Collected data:
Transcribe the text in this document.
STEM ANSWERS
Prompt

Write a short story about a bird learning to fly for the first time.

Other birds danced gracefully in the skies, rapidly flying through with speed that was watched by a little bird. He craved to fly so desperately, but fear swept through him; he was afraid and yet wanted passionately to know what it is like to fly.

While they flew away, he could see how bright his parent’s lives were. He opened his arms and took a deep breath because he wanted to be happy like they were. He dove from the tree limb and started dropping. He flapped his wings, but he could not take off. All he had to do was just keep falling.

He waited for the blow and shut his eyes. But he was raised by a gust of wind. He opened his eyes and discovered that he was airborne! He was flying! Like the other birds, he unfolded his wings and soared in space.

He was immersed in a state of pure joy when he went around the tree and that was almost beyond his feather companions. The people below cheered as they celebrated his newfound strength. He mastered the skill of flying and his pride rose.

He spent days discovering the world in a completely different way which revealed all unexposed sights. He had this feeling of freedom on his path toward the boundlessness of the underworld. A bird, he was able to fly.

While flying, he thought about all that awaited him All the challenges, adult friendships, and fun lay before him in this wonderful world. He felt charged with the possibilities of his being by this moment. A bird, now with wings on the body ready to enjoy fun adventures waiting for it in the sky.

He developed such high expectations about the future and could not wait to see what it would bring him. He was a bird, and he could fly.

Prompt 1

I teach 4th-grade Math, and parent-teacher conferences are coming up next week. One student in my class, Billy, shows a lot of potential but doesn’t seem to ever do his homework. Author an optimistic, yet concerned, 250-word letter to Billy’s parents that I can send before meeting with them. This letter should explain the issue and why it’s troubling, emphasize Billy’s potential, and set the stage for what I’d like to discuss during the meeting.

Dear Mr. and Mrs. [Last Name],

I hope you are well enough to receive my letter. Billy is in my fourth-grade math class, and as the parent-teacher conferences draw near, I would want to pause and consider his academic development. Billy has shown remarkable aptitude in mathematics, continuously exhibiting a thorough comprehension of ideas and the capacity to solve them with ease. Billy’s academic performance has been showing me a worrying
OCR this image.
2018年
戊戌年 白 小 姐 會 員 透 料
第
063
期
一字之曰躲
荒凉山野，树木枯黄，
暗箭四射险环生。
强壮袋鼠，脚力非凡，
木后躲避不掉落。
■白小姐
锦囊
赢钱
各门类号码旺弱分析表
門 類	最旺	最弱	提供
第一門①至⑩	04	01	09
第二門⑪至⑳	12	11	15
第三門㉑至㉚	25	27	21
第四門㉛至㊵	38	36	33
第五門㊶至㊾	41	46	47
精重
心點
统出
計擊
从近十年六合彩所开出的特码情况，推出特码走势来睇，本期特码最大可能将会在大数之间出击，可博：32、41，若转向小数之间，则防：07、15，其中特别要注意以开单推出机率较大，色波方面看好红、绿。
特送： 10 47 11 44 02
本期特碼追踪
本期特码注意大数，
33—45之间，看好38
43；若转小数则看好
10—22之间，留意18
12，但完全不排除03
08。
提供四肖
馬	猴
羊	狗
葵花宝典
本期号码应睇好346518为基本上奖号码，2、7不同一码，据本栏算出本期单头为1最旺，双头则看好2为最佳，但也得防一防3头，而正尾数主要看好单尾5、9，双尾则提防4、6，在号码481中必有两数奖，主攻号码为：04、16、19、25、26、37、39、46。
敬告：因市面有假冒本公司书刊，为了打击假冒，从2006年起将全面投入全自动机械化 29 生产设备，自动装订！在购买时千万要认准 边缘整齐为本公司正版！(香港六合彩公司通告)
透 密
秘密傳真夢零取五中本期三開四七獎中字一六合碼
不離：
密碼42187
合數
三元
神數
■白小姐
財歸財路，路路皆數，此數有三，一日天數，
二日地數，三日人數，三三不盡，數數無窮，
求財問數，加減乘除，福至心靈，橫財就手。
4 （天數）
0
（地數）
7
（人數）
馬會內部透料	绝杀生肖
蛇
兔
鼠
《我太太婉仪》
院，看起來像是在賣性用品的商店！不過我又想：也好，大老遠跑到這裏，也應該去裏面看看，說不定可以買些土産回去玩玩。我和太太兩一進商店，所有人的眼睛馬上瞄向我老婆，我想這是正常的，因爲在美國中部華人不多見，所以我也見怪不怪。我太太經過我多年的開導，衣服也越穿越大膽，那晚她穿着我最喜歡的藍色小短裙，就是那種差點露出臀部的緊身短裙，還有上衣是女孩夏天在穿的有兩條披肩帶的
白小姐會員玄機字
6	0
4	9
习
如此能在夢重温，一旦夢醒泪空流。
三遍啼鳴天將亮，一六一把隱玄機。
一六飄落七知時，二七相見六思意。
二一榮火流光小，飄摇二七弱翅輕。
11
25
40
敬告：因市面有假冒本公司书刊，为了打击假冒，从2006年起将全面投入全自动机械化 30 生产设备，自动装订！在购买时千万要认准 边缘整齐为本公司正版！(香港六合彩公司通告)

◆ WHAT IS BEING ASKED
Using the records above, copy each line that contains "before".

◆ THE RESPONSE
While flying, he thought about all that awaited him All the challenges, adult friendships, and fun lay before him in this wonderful world. He felt charged with the possibilities of his being by this moment. A bird, now with wings on the body ready to enjoy fun adventures waiting for it in the sky.
I teach 4th-grade Math, and parent-teacher conferences are coming up next week. One student in my class, Billy, shows a lot of potential but doesn’t seem to ever do his homework. Author an optimistic, yet concerned, 250-word letter to Billy’s parents that I can send before meeting with them. This letter should explain the issue and why it’s troubling, emphasize Billy’s potential, and set the stage for what I’d like to discuss during the meeting.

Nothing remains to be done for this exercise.